__Exercise__:
Write out every entry exactly as it stands.

** START **

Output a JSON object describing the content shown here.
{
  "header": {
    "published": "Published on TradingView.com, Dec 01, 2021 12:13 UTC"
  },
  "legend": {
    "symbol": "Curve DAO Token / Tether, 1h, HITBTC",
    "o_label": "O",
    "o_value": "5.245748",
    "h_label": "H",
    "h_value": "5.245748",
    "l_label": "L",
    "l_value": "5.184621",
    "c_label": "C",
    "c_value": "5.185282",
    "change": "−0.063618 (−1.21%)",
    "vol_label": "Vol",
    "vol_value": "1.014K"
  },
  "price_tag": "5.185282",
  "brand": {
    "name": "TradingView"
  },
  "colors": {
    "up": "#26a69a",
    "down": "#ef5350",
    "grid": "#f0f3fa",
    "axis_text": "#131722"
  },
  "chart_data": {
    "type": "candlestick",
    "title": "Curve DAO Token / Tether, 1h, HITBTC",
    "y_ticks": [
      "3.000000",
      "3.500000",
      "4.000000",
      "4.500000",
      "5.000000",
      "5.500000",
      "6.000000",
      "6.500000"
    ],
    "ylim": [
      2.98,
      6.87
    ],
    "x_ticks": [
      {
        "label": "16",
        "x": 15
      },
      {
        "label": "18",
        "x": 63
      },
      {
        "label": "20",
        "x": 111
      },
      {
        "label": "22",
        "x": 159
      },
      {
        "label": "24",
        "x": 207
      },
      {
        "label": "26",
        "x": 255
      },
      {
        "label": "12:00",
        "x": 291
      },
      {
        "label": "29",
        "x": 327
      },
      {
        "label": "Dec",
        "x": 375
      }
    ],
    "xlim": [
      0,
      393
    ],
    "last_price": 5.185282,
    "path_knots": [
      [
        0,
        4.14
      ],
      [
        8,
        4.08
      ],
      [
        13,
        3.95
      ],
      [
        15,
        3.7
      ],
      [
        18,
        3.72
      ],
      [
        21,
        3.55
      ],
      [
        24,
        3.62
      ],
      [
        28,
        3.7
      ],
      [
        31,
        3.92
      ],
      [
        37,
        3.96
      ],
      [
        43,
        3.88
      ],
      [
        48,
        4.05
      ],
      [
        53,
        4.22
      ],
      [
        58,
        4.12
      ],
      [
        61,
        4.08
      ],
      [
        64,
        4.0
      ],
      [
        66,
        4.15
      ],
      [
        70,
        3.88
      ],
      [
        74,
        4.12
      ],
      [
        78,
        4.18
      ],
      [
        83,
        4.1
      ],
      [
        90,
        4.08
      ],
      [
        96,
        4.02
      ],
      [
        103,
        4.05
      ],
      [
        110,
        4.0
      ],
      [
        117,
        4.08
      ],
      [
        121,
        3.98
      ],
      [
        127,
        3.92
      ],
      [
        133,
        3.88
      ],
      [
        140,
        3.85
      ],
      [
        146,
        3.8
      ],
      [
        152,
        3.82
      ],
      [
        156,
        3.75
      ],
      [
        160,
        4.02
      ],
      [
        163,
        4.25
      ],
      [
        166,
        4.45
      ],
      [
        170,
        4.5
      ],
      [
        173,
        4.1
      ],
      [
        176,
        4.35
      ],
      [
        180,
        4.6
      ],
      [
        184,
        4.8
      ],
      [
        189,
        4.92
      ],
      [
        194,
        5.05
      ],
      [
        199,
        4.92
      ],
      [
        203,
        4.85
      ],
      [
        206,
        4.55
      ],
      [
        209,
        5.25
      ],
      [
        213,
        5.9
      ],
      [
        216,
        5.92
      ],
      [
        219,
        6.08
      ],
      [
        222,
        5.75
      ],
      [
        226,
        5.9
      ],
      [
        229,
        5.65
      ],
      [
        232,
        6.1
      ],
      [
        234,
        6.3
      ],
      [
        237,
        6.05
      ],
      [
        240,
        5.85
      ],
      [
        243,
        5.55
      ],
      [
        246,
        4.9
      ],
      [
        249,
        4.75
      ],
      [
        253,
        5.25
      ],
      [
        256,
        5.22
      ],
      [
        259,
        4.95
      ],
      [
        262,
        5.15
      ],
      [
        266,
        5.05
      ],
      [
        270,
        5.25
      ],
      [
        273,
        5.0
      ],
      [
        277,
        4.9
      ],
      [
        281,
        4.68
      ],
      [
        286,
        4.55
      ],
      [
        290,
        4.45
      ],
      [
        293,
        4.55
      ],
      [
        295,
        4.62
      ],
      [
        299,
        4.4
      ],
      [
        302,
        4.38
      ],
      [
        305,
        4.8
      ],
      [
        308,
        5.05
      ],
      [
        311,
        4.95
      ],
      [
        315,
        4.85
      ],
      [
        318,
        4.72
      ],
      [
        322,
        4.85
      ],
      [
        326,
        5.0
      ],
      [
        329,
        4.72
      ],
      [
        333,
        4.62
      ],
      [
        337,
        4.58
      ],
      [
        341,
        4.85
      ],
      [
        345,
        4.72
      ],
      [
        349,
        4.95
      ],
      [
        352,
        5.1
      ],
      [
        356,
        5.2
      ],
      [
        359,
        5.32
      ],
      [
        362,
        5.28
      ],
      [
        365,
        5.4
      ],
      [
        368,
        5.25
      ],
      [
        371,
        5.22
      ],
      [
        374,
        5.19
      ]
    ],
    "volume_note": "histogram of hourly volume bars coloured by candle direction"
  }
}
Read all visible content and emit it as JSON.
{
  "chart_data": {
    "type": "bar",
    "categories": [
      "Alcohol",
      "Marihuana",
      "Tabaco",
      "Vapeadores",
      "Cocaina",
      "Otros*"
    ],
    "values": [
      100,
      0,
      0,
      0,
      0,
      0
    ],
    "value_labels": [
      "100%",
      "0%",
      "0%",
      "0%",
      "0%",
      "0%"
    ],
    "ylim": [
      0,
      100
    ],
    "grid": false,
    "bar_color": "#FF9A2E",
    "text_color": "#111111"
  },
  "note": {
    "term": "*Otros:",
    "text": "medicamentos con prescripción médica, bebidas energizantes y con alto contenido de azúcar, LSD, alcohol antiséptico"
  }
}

** END **

__The answer__:
Output a JSON object describing the content shown here.
{
  "header": {
    "published": "Published on TradingView.com, Dec 01, 2021 12:13 UTC"
  },
  "legend": {
    "symbol": "Curve DAO Token / Tether, 1h, HITBTC",
    "o_label": "O",
    "o_value": "5.245748",
    "h_label": "H",
    "h_value": "5.245748",
    "l_label": "L",
    "l_value": "5.184621",
    "c_label": "C",
    "c_value": "5.185282",
    "change": "−0.063618 (−1.21%)",
    "vol_label": "Vol",
    "vol_value": "1.014K"
  },
  "price_tag": "5.185282",
  "brand": {
    "name": "TradingView"
  },
  "colors": {
    "up": "#26a69a",
    "down": "#ef5350",
    "grid": "#f0f3fa",
    "axis_text": "#131722"
  },
  "chart_data": {
    "type": "candlestick",
    "title": "Curve DAO Token / Tether, 1h, HITBTC",
    "y_ticks": [
      "3.000000",
      "3.500000",
      "4.000000",
      "4.500000",
      "5.000000",
      "5.500000",
      "6.000000",
      "6.500000"
    ],
    "ylim": [
      2.98,
      6.87
    ],
    "x_ticks": [
      {
        "label": "16",
        "x": 15
      },
      {
        "label": "18",
        "x": 63
      },
      {
        "label": "20",
        "x": 111
      },
      {
        "label": "22",
        "x": 159
      },
      {
        "label": "24",
        "x": 207
      },
      {
        "label": "26",
        "x": 255
      },
      {
        "label": "12:00",
        "x": 291
      },
      {
        "label": "29",
        "x": 327
      },
      {
        "label": "Dec",
        "x": 375
      }
    ],
    "xlim": [
      0,
      393
    ],
    "last_price": 5.185282,
    "path_knots": [
      [
        0,
        4.14
      ],
      [
        8,
        4.08
      ],
      [
        13,
        3.95
      ],
      [
        15,
        3.7
      ],
      [
        18,
        3.72
      ],
      [
        21,
        3.55
      ],
      [
        24,
        3.62
      ],
      [
        28,
        3.7
      ],
      [
        31,
        3.92
      ],
      [
        37,
        3.96
      ],
      [
        43,
        3.88
      ],
      [
        48,
        4.05
      ],
      [
        53,
        4.22
      ],
      [
        58,
        4.12
      ],
      [
        61,
        4.08
      ],
      [
        64,
        4.0
      ],
      [
        66,
        4.15
      ],
      [
        70,
        3.88
      ],
      [
        74,
        4.12
      ],
      [
        78,
        4.18
      ],
      [
        83,
        4.1
      ],
      [
        90,
        4.08
      ],
      [
        96,
        4.02
      ],
      [
        103,
        4.05
      ],
      [
        110,
        4.0
      ],
      [
        117,
        4.08
      ],
      [
        121,
        3.98
      ],
      [
        127,
        3.92
      ],
      [
        133,
        3.88
      ],
      [
        140,
        3.85
      ],
      [
        146,
        3.8
      ],
      [
        152,
        3.82
      ],
      [
        156,
        3.75
      ],
      [
        160,
        4.02
      ],
      [
        163,
        4.25
      ],
      [
        166,
        4.45
      ],
      [
        170,
        4.5
      ],
      [
        173,
        4.1
      ],
      [
        176,
        4.35
      ],
      [
        180,
        4.6
      ],
      [
        184,
        4.8
      ],
      [
        189,
        4.92
      ],
      [
        194,
        5.05
      ],
      [
        199,
        4.92
      ],
      [
        203,
        4.85
      ],
      [
        206,
        4.55
      ],
      [
        209,
        5.25
      ],
      [
        213,
        5.9
      ],
      [
        216,
        5.92
      ],
      [
        219,
        6.08
      ],
      [
        222,
        5.75
      ],
      [
        226,
        5.9
      ],
      [
        229,
        5.65
      ],
      [
        232,
        6.1
      ],
      [
        234,
        6.3
      ],
      [
        237,
        6.05
      ],
      [
        240,
        5.85
      ],
      [
        243,
        5.55
      ],
      [
        246,
        4.9
      ],
      [
        249,
        4.75
      ],
      [
        253,
        5.25
      ],
      [
        256,
        5.22
      ],
      [
        259,
        4.95
      ],
      [
        262,
        5.15
      ],
      [
        266,
        5.05
      ],
      [
        270,
        5.25
      ],
      [
        273,
        5.0
      ],
      [
        277,
        4.9
      ],
      [
        281,
        4.68
      ],
      [
        286,
        4.55
      ],
      [
        290,
        4.45
      ],
      [
        293,
        4.55
      ],
      [
        295,
        4.62
      ],
      [
        299,
        4.4
      ],
      [
        302,
        4.38
      ],
      [
        305,
        4.8
      ],
      [
        308,
        5.05
      ],
      [
        311,
        4.95
      ],
      [
        315,
        4.85
      ],
      [
        318,
        4.72
      ],
      [
        322,
        4.85
      ],
      [
        326,
        5.0
      ],
      [
        329,
        4.72
      ],
      [
        333,
        4.62
      ],
      [
        337,
        4.58
      ],
      [
        341,
        4.85
      ],
      [
        345,
        4.72
      ],
      [
        349,
        4.95
      ],
      [
        352,
        5.1
      ],
      [
        356,
        5.2
      ],
      [
        359,
        5.32
      ],
      [
        362,
        5.28
      ],
      [
        365,
        5.4
      ],
      [
        368,
        5.25
      ],
      [
        371,
        5.22
      ],
      [
        374,
        5.19
      ]
    ],
    "volume_note": "histogram of hourly volume bars coloured by candle direction"
  }
}
Read all visible content and emit it as JSON.
{
  "chart_data": {
    "type": "bar",
    "categories": [
      "Alcohol",
      "Marihuana",
      "Tabaco",
      "Vapeadores",
      "Cocaina",
      "Otros*"
    ],
    "values": [
      100,
      0,
      0,
      0,
      0,
      0
    ],
    "value_labels": [
      "100%",
      "0%",
      "0%",
      "0%",
      "0%",
      "0%"
    ],
    "ylim": [
      0,
      100
    ],
    "grid": false,
    "bar_color": "#FF9A2E",
    "text_color": "#111111"
  },
  "note": {
    "term": "*Otros:",
    "text": "medicamentos con prescripción médica, bebidas energizantes y con alto contenido de azúcar, LSD, alcohol antiséptico"
  }
}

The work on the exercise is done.